# START OF Records for processing

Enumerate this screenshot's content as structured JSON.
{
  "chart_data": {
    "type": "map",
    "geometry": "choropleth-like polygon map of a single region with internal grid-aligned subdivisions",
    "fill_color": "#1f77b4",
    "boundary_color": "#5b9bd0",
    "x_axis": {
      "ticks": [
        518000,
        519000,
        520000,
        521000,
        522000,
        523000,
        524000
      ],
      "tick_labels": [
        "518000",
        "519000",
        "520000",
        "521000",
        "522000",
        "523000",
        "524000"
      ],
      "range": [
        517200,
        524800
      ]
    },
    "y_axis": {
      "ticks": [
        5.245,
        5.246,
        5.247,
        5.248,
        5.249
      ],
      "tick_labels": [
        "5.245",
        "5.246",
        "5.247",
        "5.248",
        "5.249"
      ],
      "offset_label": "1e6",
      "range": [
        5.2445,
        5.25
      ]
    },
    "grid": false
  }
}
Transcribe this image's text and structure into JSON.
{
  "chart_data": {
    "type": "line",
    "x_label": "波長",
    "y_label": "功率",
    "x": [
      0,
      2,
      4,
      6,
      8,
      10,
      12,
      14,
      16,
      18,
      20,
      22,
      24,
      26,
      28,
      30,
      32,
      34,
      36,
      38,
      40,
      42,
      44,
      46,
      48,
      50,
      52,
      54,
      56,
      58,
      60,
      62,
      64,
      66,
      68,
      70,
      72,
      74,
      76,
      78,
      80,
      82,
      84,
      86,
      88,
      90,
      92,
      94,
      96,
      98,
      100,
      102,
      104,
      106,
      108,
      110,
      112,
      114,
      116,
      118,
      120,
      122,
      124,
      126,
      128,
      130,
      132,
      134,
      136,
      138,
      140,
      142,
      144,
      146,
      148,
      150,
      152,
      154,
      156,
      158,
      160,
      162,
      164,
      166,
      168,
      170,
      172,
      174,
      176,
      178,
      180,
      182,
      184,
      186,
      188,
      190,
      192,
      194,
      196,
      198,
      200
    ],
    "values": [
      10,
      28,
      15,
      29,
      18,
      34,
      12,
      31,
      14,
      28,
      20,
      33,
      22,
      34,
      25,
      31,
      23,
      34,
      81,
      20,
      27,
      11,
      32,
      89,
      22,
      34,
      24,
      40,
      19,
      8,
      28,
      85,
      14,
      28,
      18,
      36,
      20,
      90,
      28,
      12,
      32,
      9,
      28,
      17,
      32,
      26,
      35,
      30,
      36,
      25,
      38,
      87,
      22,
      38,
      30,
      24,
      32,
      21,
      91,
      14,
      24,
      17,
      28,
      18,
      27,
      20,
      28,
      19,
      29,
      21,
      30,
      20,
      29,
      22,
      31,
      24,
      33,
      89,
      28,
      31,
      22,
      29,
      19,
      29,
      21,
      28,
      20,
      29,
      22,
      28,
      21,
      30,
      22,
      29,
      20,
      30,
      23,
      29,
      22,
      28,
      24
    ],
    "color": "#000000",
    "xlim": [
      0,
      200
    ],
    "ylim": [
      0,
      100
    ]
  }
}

# END OF Records for processing

### Objective
Your task is to print the whole listing again exactly.

### Exercise output
Enumerate this screenshot's content as structured JSON.
{
  "chart_data": {
    "type": "map",
    "geometry": "choropleth-like polygon map of a single region with internal grid-aligned subdivisions",
    "fill_color": "#1f77b4",
    "boundary_color": "#5b9bd0",
    "x_axis": {
      "ticks": [
        518000,
        519000,
        520000,
        521000,
        522000,
        523000,
        524000
      ],
      "tick_labels": [
        "518000",
        "519000",
        "520000",
        "521000",
        "522000",
        "523000",
        "524000"
      ],
      "range": [
        517200,
        524800
      ]
    },
    "y_axis": {
      "ticks": [
        5.245,
        5.246,
        5.247,
        5.248,
        5.249
      ],
      "tick_labels": [
        "5.245",
        "5.246",
        "5.247",
        "5.248",
        "5.249"
      ],
      "offset_label": "1e6",
      "range": [
        5.2445,
        5.25
      ]
    },
    "grid": false
  }
}
Transcribe this image's text and structure into JSON.
{
  "chart_data": {
    "type": "line",
    "x_label": "波長",
    "y_label": "功率",
    "x": [
      0,
      2,
      4,
      6,
      8,
      10,
      12,
      14,
      16,
      18,
      20,
      22,
      24,
      26,
      28,
      30,
      32,
      34,
      36,
      38,
      40,
      42,
      44,
      46,
      48,
      50,
      52,
      54,
      56,
      58,
      60,
      62,
      64,
      66,
      68,
      70,
      72,
      74,
      76,
      78,
      80,
      82,
      84,
      86,
      88,
      90,
      92,
      94,
      96,
      98,
      100,
      102,
      104,
      106,
      108,
      110,
      112,
      114,
      116,
      118,
      120,
      122,
      124,
      126,
      128,
      130,
      132,
      134,
      136,
      138,
      140,
      142,
      144,
      146,
      148,
      150,
      152,
      154,
      156,
      158,
      160,
      162,
      164,
      166,
      168,
      170,
      172,
      174,
      176,
      178,
      180,
      182,
      184,
      186,
      188,
      190,
      192,
      194,
      196,
      198,
      200
    ],
    "values": [
      10,
      28,
      15,
      29,
      18,
      34,
      12,
      31,
      14,
      28,
      20,
      33,
      22,
      34,
      25,
      31,
      23,
      34,
      81,
      20,
      27,
      11,
      32,
      89,
      22,
      34,
      24,
      40,
      19,
      8,
      28,
      85,
      14,
      28,
      18,
      36,
      20,
      90,
      28,
      12,
      32,
      9,
      28,
      17,
      32,
      26,
      35,
      30,
      36,
      25,
      38,
      87,
      22,
      38,
      30,
      24,
      32,
      21,
      91,
      14,
      24,
      17,
      28,
      18,
      27,
      20,
      28,
      19,
      29,
      21,
      30,
      20,
      29,
      22,
      31,
      24,
      33,
      89,
      28,
      31,
      22,
      29,
      19,
      29,
      21,
      28,
      20,
      29,
      22,
      28,
      21,
      30,
      22,
      29,
      20,
      30,
      23,
      29,
      22,
      28,
      24
    ],
    "color": "#000000",
    "xlim": [
      0,
      200
    ],
    "ylim": [
      0,
      100
    ]
  }
}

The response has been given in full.